- _Exercise task_
Below is a listing; write it out exactly and drop any images from it.

- _Provided data_

• • • •

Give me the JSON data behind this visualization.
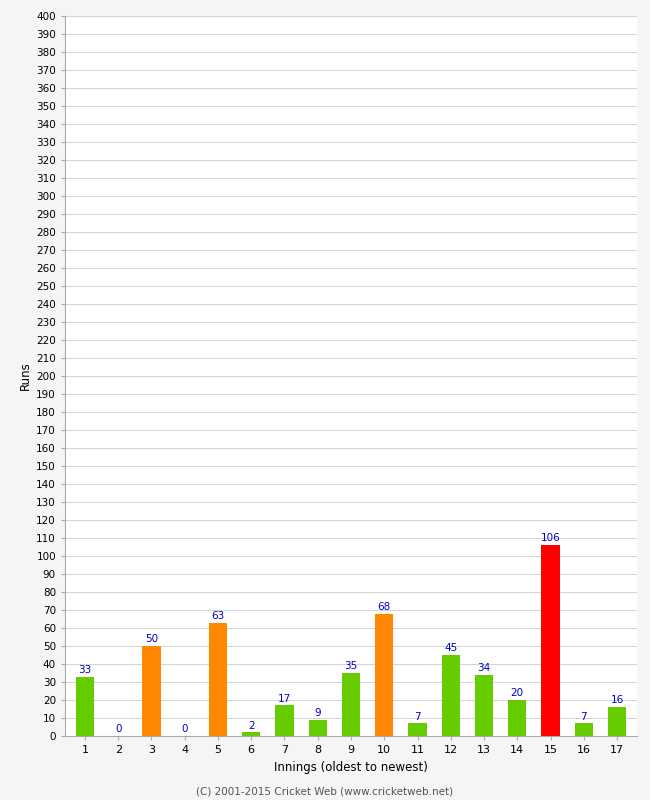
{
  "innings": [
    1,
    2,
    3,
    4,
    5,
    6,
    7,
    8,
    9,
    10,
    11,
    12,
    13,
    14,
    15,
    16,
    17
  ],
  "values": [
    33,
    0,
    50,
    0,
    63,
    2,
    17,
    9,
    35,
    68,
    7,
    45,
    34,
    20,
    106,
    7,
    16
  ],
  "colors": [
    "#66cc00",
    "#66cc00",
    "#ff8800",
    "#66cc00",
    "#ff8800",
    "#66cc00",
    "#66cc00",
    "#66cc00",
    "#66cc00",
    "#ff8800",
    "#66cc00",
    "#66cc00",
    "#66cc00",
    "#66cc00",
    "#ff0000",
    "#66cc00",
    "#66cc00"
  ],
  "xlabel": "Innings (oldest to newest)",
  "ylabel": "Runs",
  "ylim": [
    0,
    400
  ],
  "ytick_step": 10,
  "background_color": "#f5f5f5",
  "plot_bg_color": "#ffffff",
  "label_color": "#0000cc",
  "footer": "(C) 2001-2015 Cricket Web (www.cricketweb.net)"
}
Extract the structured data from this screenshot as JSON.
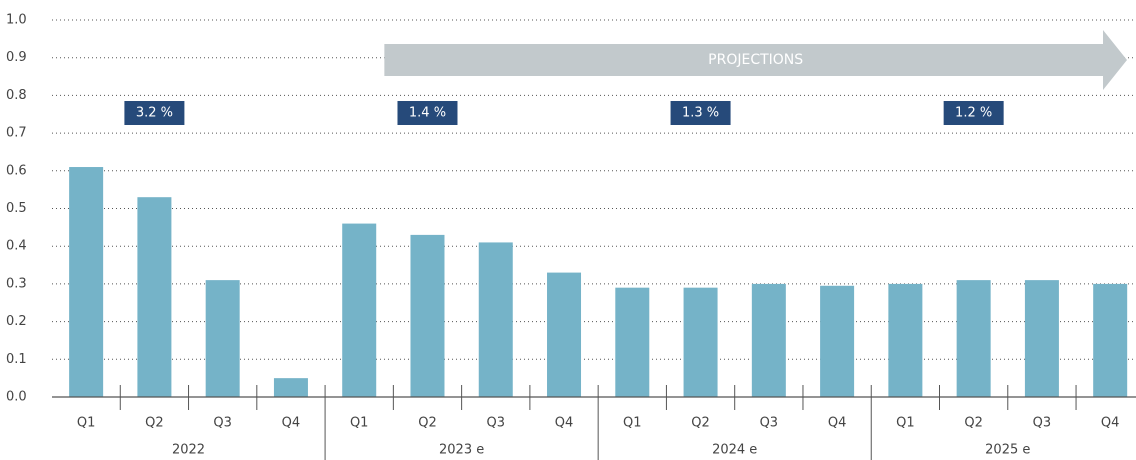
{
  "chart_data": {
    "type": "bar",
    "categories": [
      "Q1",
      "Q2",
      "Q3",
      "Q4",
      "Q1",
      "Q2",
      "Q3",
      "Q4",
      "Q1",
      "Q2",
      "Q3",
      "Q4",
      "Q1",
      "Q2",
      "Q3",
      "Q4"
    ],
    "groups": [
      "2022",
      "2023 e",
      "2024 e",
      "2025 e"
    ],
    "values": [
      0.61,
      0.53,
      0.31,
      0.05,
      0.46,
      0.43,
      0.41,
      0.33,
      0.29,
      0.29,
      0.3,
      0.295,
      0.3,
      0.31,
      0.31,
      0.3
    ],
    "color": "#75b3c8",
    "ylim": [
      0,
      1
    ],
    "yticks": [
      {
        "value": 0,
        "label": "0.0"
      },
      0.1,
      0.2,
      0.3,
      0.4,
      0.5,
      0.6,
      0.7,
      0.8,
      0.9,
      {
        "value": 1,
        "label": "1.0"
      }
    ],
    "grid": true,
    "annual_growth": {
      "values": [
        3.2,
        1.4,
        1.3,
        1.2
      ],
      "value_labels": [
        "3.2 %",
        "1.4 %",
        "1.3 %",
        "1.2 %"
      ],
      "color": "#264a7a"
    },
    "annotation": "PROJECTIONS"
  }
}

• • • •

- _Exercise output_
Give me the JSON data behind this visualization.
{
  "innings": [
    1,
    2,
    3,
    4,
    5,
    6,
    7,
    8,
    9,
    10,
    11,
    12,
    13,
    14,
    15,
    16,
    17
  ],
  "values": [
    33,
    0,
    50,
    0,
    63,
    2,
    17,
    9,
    35,
    68,
    7,
    45,
    34,
    20,
    106,
    7,
    16
  ],
  "colors": [
    "#66cc00",
    "#66cc00",
    "#ff8800",
    "#66cc00",
    "#ff8800",
    "#66cc00",
    "#66cc00",
    "#66cc00",
    "#66cc00",
    "#ff8800",
    "#66cc00",
    "#66cc00",
    "#66cc00",
    "#66cc00",
    "#ff0000",
    "#66cc00",
    "#66cc00"
  ],
  "xlabel": "Innings (oldest to newest)",
  "ylabel": "Runs",
  "ylim": [
    0,
    400
  ],
  "ytick_step": 10,
  "background_color": "#f5f5f5",
  "plot_bg_color": "#ffffff",
  "label_color": "#0000cc",
  "footer": "(C) 2001-2015 Cricket Web (www.cricketweb.net)"
}
Extract the structured data from this screenshot as JSON.
{
  "chart_data": {
    "type": "bar",
    "categories": [
      "Q1",
      "Q2",
      "Q3",
      "Q4",
      "Q1",
      "Q2",
      "Q3",
      "Q4",
      "Q1",
      "Q2",
      "Q3",
      "Q4",
      "Q1",
      "Q2",
      "Q3",
      "Q4"
    ],
    "groups": [
      "2022",
      "2023 e",
      "2024 e",
      "2025 e"
    ],
    "values": [
      0.61,
      0.53,
      0.31,
      0.05,
      0.46,
      0.43,
      0.41,
      0.33,
      0.29,
      0.29,
      0.3,
      0.295,
      0.3,
      0.31,
      0.31,
      0.3
    ],
    "color": "#75b3c8",
    "ylim": [
      0,
      1
    ],
    "yticks": [
      {
        "value": 0,
        "label": "0.0"
      },
      0.1,
      0.2,
      0.3,
      0.4,
      0.5,
      0.6,
      0.7,
      0.8,
      0.9,
      {
        "value": 1,
        "label": "1.0"
      }
    ],
    "grid": true,
    "annual_growth": {
      "values": [
        3.2,
        1.4,
        1.3,
        1.2
      ],
      "value_labels": [
        "3.2 %",
        "1.4 %",
        "1.3 %",
        "1.2 %"
      ],
      "color": "#264a7a"
    },
    "annotation": "PROJECTIONS"
  }
}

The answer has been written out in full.